- _TASK REQUIREMENTS_
Write the material out again in full, word for word. Do not include the pictures.

• • • • •

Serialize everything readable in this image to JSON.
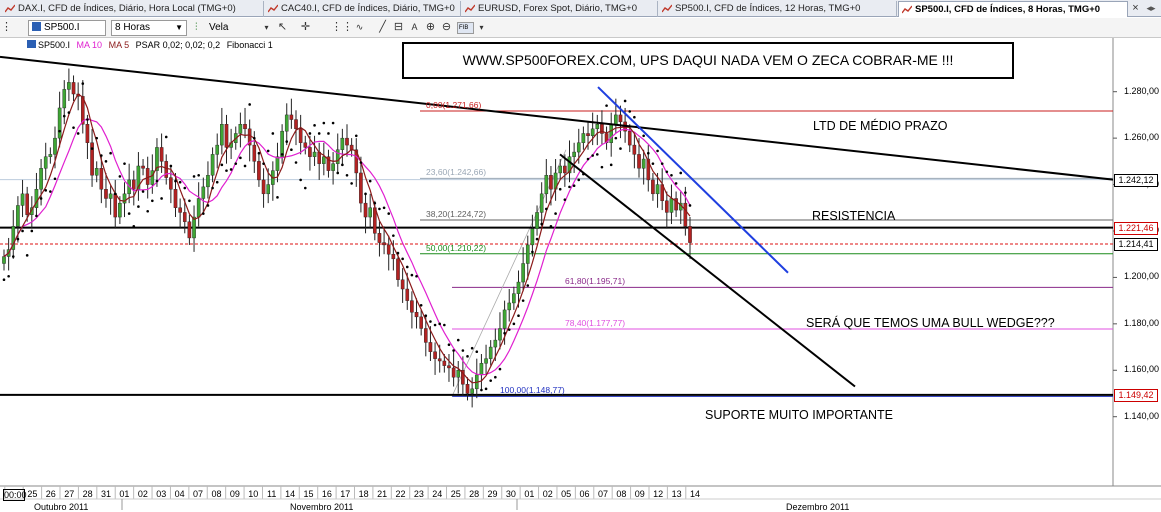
{
  "tabs": [
    {
      "label": "DAX.I, CFD de Índices, Diário, Hora Local (TMG+0)",
      "active": false
    },
    {
      "label": "CAC40.I, CFD de Índices, Diário, TMG+0",
      "active": false
    },
    {
      "label": "EURUSD, Forex Spot, Diário, TMG+0",
      "active": false
    },
    {
      "label": "SP500.I, CFD de Índices, 12 Horas, TMG+0",
      "active": false
    },
    {
      "label": "SP500.I, CFD de Índices, 8 Horas, TMG+0",
      "active": true
    }
  ],
  "tab_close": "×",
  "toolbar": {
    "symbol": "SP500.I",
    "timeframe": "8 Horas",
    "chart_style": "Vela",
    "fib_label": "FIB"
  },
  "indicators": {
    "symbol": "SP500.I",
    "ma10": "MA 10",
    "ma5": "MA 5",
    "psar": "PSAR 0,02; 0,02; 0,2",
    "fib": "Fibonacci 1"
  },
  "banner": "WWW.SP500FOREX.COM,  UPS DAQUI NADA VEM O ZECA  COBRAR-ME  !!!",
  "annotations": {
    "ltd": "LTD DE MÉDIO PRAZO",
    "resist": "RESISTENCIA",
    "wedge": "SERÁ QUE TEMOS UMA BULL WEDGE???",
    "support": "SUPORTE MUITO IMPORTANTE"
  },
  "colors": {
    "bull": "#3fa535",
    "bear": "#b22222",
    "ma10": "#e020d0",
    "ma5": "#8b1a1a",
    "psar": "#000000",
    "trend_blue": "#1f3fe0",
    "fib_0": "#c81e1e",
    "fib_236": "#9aa7b5",
    "fib_382": "#606060",
    "fib_50": "#1a8c1a",
    "fib_618": "#8a2a8a",
    "fib_786": "#e050e0",
    "fib_100": "#2030c0"
  },
  "chart_data": {
    "type": "candlestick",
    "y_axis": {
      "ticks": [
        "1.280,00",
        "1.260,00",
        "1.240,00",
        "1.220,00",
        "1.200,00",
        "1.180,00",
        "1.160,00",
        "1.140,00"
      ],
      "range": [
        1133,
        1295
      ]
    },
    "x_axis": {
      "days": [
        "00:00",
        "25",
        "26",
        "27",
        "28",
        "31",
        "01",
        "02",
        "03",
        "04",
        "07",
        "08",
        "09",
        "10",
        "11",
        "14",
        "15",
        "16",
        "17",
        "18",
        "21",
        "22",
        "23",
        "24",
        "25",
        "28",
        "29",
        "30",
        "01",
        "02",
        "05",
        "06",
        "07",
        "08",
        "09",
        "12",
        "13",
        "14"
      ],
      "months": [
        "Outubro 2011",
        "Novembro 2011",
        "Dezembro 2011"
      ]
    },
    "price_markers": [
      {
        "label": "1.242,12",
        "value": 1242.12,
        "style": "trendline"
      },
      {
        "label": "1.221,46",
        "value": 1221.46,
        "style": "red"
      },
      {
        "label": "1.214,41",
        "value": 1214.41,
        "style": "current"
      },
      {
        "label": "1.149,42",
        "value": 1149.42,
        "style": "red"
      }
    ],
    "fibonacci": [
      {
        "label": "0,00(1.271,66)",
        "value": 1271.66
      },
      {
        "label": "23,60(1.242,66)",
        "value": 1242.66
      },
      {
        "label": "38,20(1.224,72)",
        "value": 1224.72
      },
      {
        "label": "50,00(1.210,22)",
        "value": 1210.22
      },
      {
        "label": "61,80(1.195,71)",
        "value": 1195.71
      },
      {
        "label": "78,40(1.177,77)",
        "value": 1177.77
      },
      {
        "label": "100,00(1.148,77)",
        "value": 1148.77
      }
    ],
    "horizontal_lines": [
      {
        "name": "resistencia",
        "value": 1221.46
      },
      {
        "name": "suporte",
        "value": 1149.42
      }
    ],
    "close_series": [
      1209,
      1212,
      1222,
      1231,
      1236,
      1227,
      1230,
      1238,
      1247,
      1252,
      1253,
      1260,
      1273,
      1281,
      1284,
      1279,
      1278,
      1266,
      1258,
      1244,
      1247,
      1238,
      1234,
      1236,
      1226,
      1232,
      1236,
      1242,
      1238,
      1248,
      1247,
      1240,
      1246,
      1256,
      1250,
      1243,
      1238,
      1230,
      1228,
      1224,
      1217,
      1226,
      1234,
      1239,
      1244,
      1253,
      1257,
      1266,
      1256,
      1258,
      1262,
      1266,
      1264,
      1257,
      1250,
      1242,
      1236,
      1240,
      1246,
      1252,
      1263,
      1270,
      1268,
      1264,
      1258,
      1256,
      1252,
      1254,
      1249,
      1252,
      1246,
      1249,
      1255,
      1260,
      1257,
      1255,
      1245,
      1232,
      1226,
      1230,
      1219,
      1215,
      1214,
      1210,
      1208,
      1199,
      1195,
      1190,
      1185,
      1183,
      1178,
      1172,
      1168,
      1165,
      1164,
      1162,
      1161,
      1157,
      1160,
      1154,
      1150,
      1152,
      1158,
      1163,
      1165,
      1170,
      1173,
      1178,
      1186,
      1189,
      1193,
      1198,
      1206,
      1214,
      1221,
      1228,
      1236,
      1244,
      1238,
      1245,
      1248,
      1245,
      1252,
      1254,
      1258,
      1262,
      1261,
      1264,
      1266,
      1262,
      1258,
      1266,
      1270,
      1267,
      1263,
      1257,
      1253,
      1247,
      1251,
      1242,
      1236,
      1240,
      1233,
      1228,
      1234,
      1229,
      1232,
      1222,
      1215
    ]
  }
}
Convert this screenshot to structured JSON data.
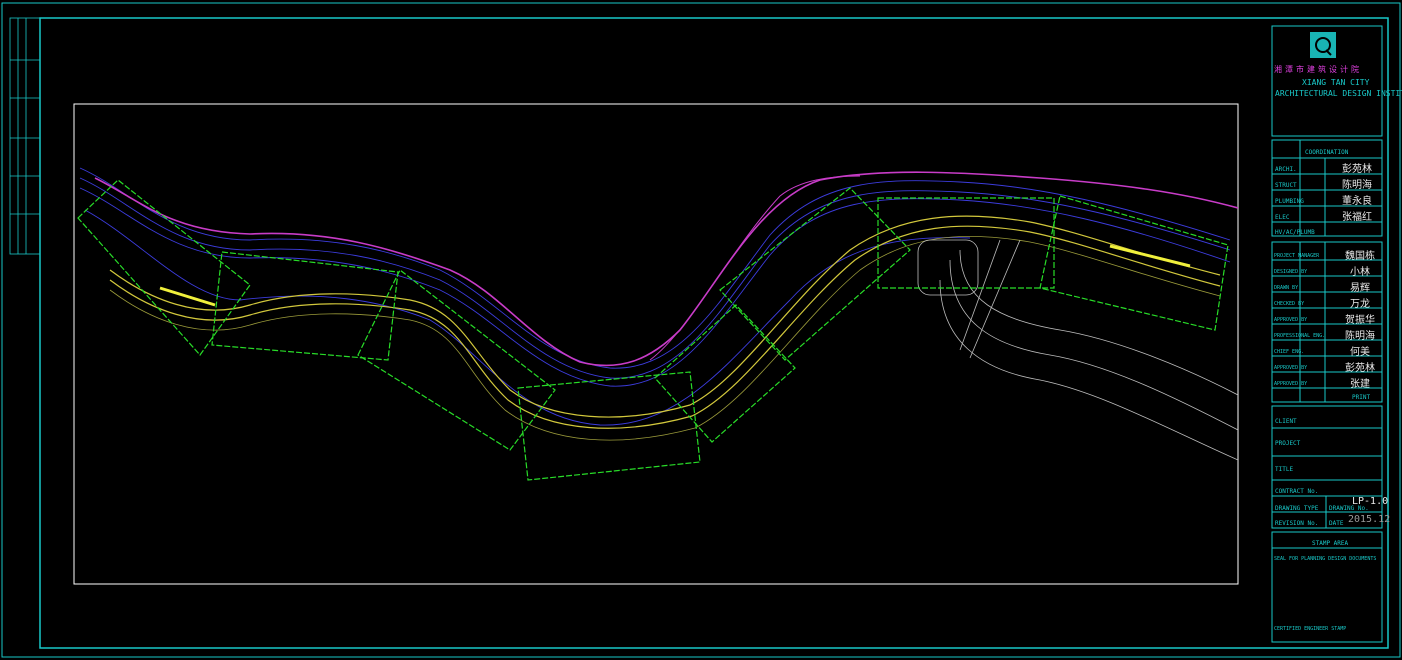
{
  "title_block": {
    "institute_cn": "湘潭市建筑设计院",
    "institute_en_1": "XIANG TAN CITY",
    "institute_en_2": "ARCHITECTURAL DESIGN INSTITUTE",
    "coordination_label": "COORDINATION",
    "roles": [
      {
        "label": "ARCHI.",
        "sig": "彭苑林"
      },
      {
        "label": "STRUCT",
        "sig": "陈明海"
      },
      {
        "label": "PLUMBING",
        "sig": "董永良"
      },
      {
        "label": "ELEC",
        "sig": "张福红"
      },
      {
        "label": "HV/AC/PLUMB",
        "sig": ""
      }
    ],
    "personnel": [
      {
        "label": "PROJECT MANAGER",
        "sig": "魏国栋"
      },
      {
        "label": "DESIGNED BY",
        "sig": "小林"
      },
      {
        "label": "DRAWN BY",
        "sig": "易辉"
      },
      {
        "label": "CHECKED BY",
        "sig": "万龙"
      },
      {
        "label": "APPROVED BY",
        "sig": "贺振华"
      },
      {
        "label": "PROFESSIONAL ENG.",
        "sig": "陈明海"
      },
      {
        "label": "CHIEF ENG.",
        "sig": "何美"
      },
      {
        "label": "APPROVED BY",
        "sig": "彭苑林"
      },
      {
        "label": "APPROVED BY",
        "sig": "张建"
      }
    ],
    "print_label": "PRINT",
    "client_label": "CLIENT",
    "project_label": "PROJECT",
    "title_label": "TITLE",
    "contract_label": "CONTRACT No.",
    "drawing_type_label": "DRAWING TYPE",
    "drawing_no_label": "DRAWING No.",
    "drawing_no": "LP-1.0",
    "revision_label": "REVISION No.",
    "date_label": "DATE",
    "date": "2015.12",
    "stamp_area_label": "STAMP AREA",
    "seal_label": "SEAL FOR PLANNING DESIGN DOCUMENTS",
    "engineer_stamp_label": "CERTIFIED ENGINEER STAMP"
  },
  "colors": {
    "frame": "#19c8c8",
    "viewport": "#ffffff",
    "road": "#d2c83c",
    "river": "#c83cc8",
    "contour": "#3c3cdc",
    "zone": "#28dc28",
    "highlight": "#f0f03c"
  }
}
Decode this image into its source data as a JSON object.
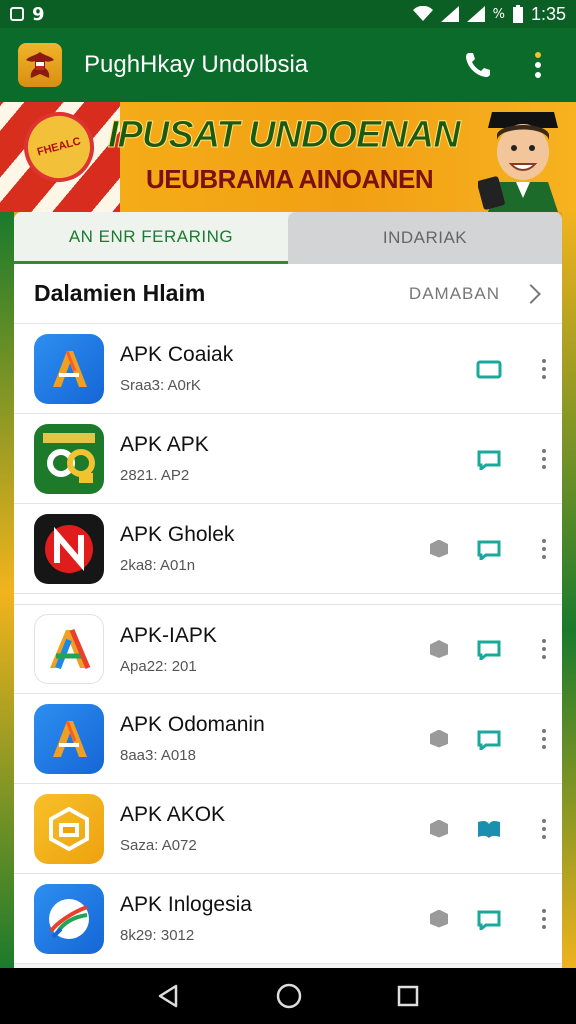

• • • • •

- _RESULT BELOW_
Serialize everything readable in this image to JSON.
{
  "tabs": [
    {
      "label": "DAX.I, CFD de Índices, Diário, Hora Local (TMG+0)",
      "active": false
    },
    {
      "label": "CAC40.I, CFD de Índices, Diário, TMG+0",
      "active": false
    },
    {
      "label": "EURUSD, Forex Spot, Diário, TMG+0",
      "active": false
    },
    {
      "label": "SP500.I, CFD de Índices, 12 Horas, TMG+0",
      "active": false
    },
    {
      "label": "SP500.I, CFD de Índices, 8 Horas, TMG+0",
      "active": true
    }
  ],
  "tab_close": "×",
  "toolbar": {
    "symbol": "SP500.I",
    "timeframe": "8 Horas",
    "chart_style": "Vela",
    "fib_label": "FIB"
  },
  "indicators": {
    "symbol": "SP500.I",
    "ma10": "MA 10",
    "ma5": "MA 5",
    "psar": "PSAR 0,02; 0,02; 0,2",
    "fib": "Fibonacci 1"
  },
  "banner": "WWW.SP500FOREX.COM,  UPS DAQUI NADA VEM O ZECA  COBRAR-ME  !!!",
  "annotations": {
    "ltd": "LTD DE MÉDIO PRAZO",
    "resist": "RESISTENCIA",
    "wedge": "SERÁ QUE TEMOS UMA BULL WEDGE???",
    "support": "SUPORTE MUITO IMPORTANTE"
  },
  "colors": {
    "bull": "#3fa535",
    "bear": "#b22222",
    "ma10": "#e020d0",
    "ma5": "#8b1a1a",
    "psar": "#000000",
    "trend_blue": "#1f3fe0",
    "fib_0": "#c81e1e",
    "fib_236": "#9aa7b5",
    "fib_382": "#606060",
    "fib_50": "#1a8c1a",
    "fib_618": "#8a2a8a",
    "fib_786": "#e050e0",
    "fib_100": "#2030c0"
  },
  "chart_data": {
    "type": "candlestick",
    "y_axis": {
      "ticks": [
        "1.280,00",
        "1.260,00",
        "1.240,00",
        "1.220,00",
        "1.200,00",
        "1.180,00",
        "1.160,00",
        "1.140,00"
      ],
      "range": [
        1133,
        1295
      ]
    },
    "x_axis": {
      "days": [
        "00:00",
        "25",
        "26",
        "27",
        "28",
        "31",
        "01",
        "02",
        "03",
        "04",
        "07",
        "08",
        "09",
        "10",
        "11",
        "14",
        "15",
        "16",
        "17",
        "18",
        "21",
        "22",
        "23",
        "24",
        "25",
        "28",
        "29",
        "30",
        "01",
        "02",
        "05",
        "06",
        "07",
        "08",
        "09",
        "12",
        "13",
        "14"
      ],
      "months": [
        "Outubro 2011",
        "Novembro 2011",
        "Dezembro 2011"
      ]
    },
    "price_markers": [
      {
        "label": "1.242,12",
        "value": 1242.12,
        "style": "trendline"
      },
      {
        "label": "1.221,46",
        "value": 1221.46,
        "style": "red"
      },
      {
        "label": "1.214,41",
        "value": 1214.41,
        "style": "current"
      },
      {
        "label": "1.149,42",
        "value": 1149.42,
        "style": "red"
      }
    ],
    "fibonacci": [
      {
        "label": "0,00(1.271,66)",
        "value": 1271.66
      },
      {
        "label": "23,60(1.242,66)",
        "value": 1242.66
      },
      {
        "label": "38,20(1.224,72)",
        "value": 1224.72
      },
      {
        "label": "50,00(1.210,22)",
        "value": 1210.22
      },
      {
        "label": "61,80(1.195,71)",
        "value": 1195.71
      },
      {
        "label": "78,40(1.177,77)",
        "value": 1177.77
      },
      {
        "label": "100,00(1.148,77)",
        "value": 1148.77
      }
    ],
    "horizontal_lines": [
      {
        "name": "resistencia",
        "value": 1221.46
      },
      {
        "name": "suporte",
        "value": 1149.42
      }
    ],
    "close_series": [
      1209,
      1212,
      1222,
      1231,
      1236,
      1227,
      1230,
      1238,
      1247,
      1252,
      1253,
      1260,
      1273,
      1281,
      1284,
      1279,
      1278,
      1266,
      1258,
      1244,
      1247,
      1238,
      1234,
      1236,
      1226,
      1232,
      1236,
      1242,
      1238,
      1248,
      1247,
      1240,
      1246,
      1256,
      1250,
      1243,
      1238,
      1230,
      1228,
      1224,
      1217,
      1226,
      1234,
      1239,
      1244,
      1253,
      1257,
      1266,
      1256,
      1258,
      1262,
      1266,
      1264,
      1257,
      1250,
      1242,
      1236,
      1240,
      1246,
      1252,
      1263,
      1270,
      1268,
      1264,
      1258,
      1256,
      1252,
      1254,
      1249,
      1252,
      1246,
      1249,
      1255,
      1260,
      1257,
      1255,
      1245,
      1232,
      1226,
      1230,
      1219,
      1215,
      1214,
      1210,
      1208,
      1199,
      1195,
      1190,
      1185,
      1183,
      1178,
      1172,
      1168,
      1165,
      1164,
      1162,
      1161,
      1157,
      1160,
      1154,
      1150,
      1152,
      1158,
      1163,
      1165,
      1170,
      1173,
      1178,
      1186,
      1189,
      1193,
      1198,
      1206,
      1214,
      1221,
      1228,
      1236,
      1244,
      1238,
      1245,
      1248,
      1245,
      1252,
      1254,
      1258,
      1262,
      1261,
      1264,
      1266,
      1262,
      1258,
      1266,
      1270,
      1267,
      1263,
      1257,
      1253,
      1247,
      1251,
      1242,
      1236,
      1240,
      1233,
      1228,
      1234,
      1229,
      1232,
      1222,
      1215
    ]
  }
}
Convert this screenshot to structured JSON data.
{
  "title_block": {
    "institute_cn": "湘潭市建筑设计院",
    "institute_en_1": "XIANG TAN CITY",
    "institute_en_2": "ARCHITECTURAL DESIGN INSTITUTE",
    "coordination_label": "COORDINATION",
    "roles": [
      {
        "label": "ARCHI.",
        "sig": "彭苑林"
      },
      {
        "label": "STRUCT",
        "sig": "陈明海"
      },
      {
        "label": "PLUMBING",
        "sig": "董永良"
      },
      {
        "label": "ELEC",
        "sig": "张福红"
      },
      {
        "label": "HV/AC/PLUMB",
        "sig": ""
      }
    ],
    "personnel": [
      {
        "label": "PROJECT MANAGER",
        "sig": "魏国栋"
      },
      {
        "label": "DESIGNED BY",
        "sig": "小林"
      },
      {
        "label": "DRAWN BY",
        "sig": "易辉"
      },
      {
        "label": "CHECKED BY",
        "sig": "万龙"
      },
      {
        "label": "APPROVED BY",
        "sig": "贺振华"
      },
      {
        "label": "PROFESSIONAL ENG.",
        "sig": "陈明海"
      },
      {
        "label": "CHIEF ENG.",
        "sig": "何美"
      },
      {
        "label": "APPROVED BY",
        "sig": "彭苑林"
      },
      {
        "label": "APPROVED BY",
        "sig": "张建"
      }
    ],
    "print_label": "PRINT",
    "client_label": "CLIENT",
    "project_label": "PROJECT",
    "title_label": "TITLE",
    "contract_label": "CONTRACT No.",
    "drawing_type_label": "DRAWING TYPE",
    "drawing_no_label": "DRAWING No.",
    "drawing_no": "LP-1.0",
    "revision_label": "REVISION No.",
    "date_label": "DATE",
    "date": "2015.12",
    "stamp_area_label": "STAMP AREA",
    "seal_label": "SEAL FOR PLANNING DESIGN DOCUMENTS",
    "engineer_stamp_label": "CERTIFIED ENGINEER STAMP"
  },
  "colors": {
    "frame": "#19c8c8",
    "viewport": "#ffffff",
    "road": "#d2c83c",
    "river": "#c83cc8",
    "contour": "#3c3cdc",
    "zone": "#28dc28",
    "highlight": "#f0f03c"
  }
}
Decode this image into its source data as a JSON object.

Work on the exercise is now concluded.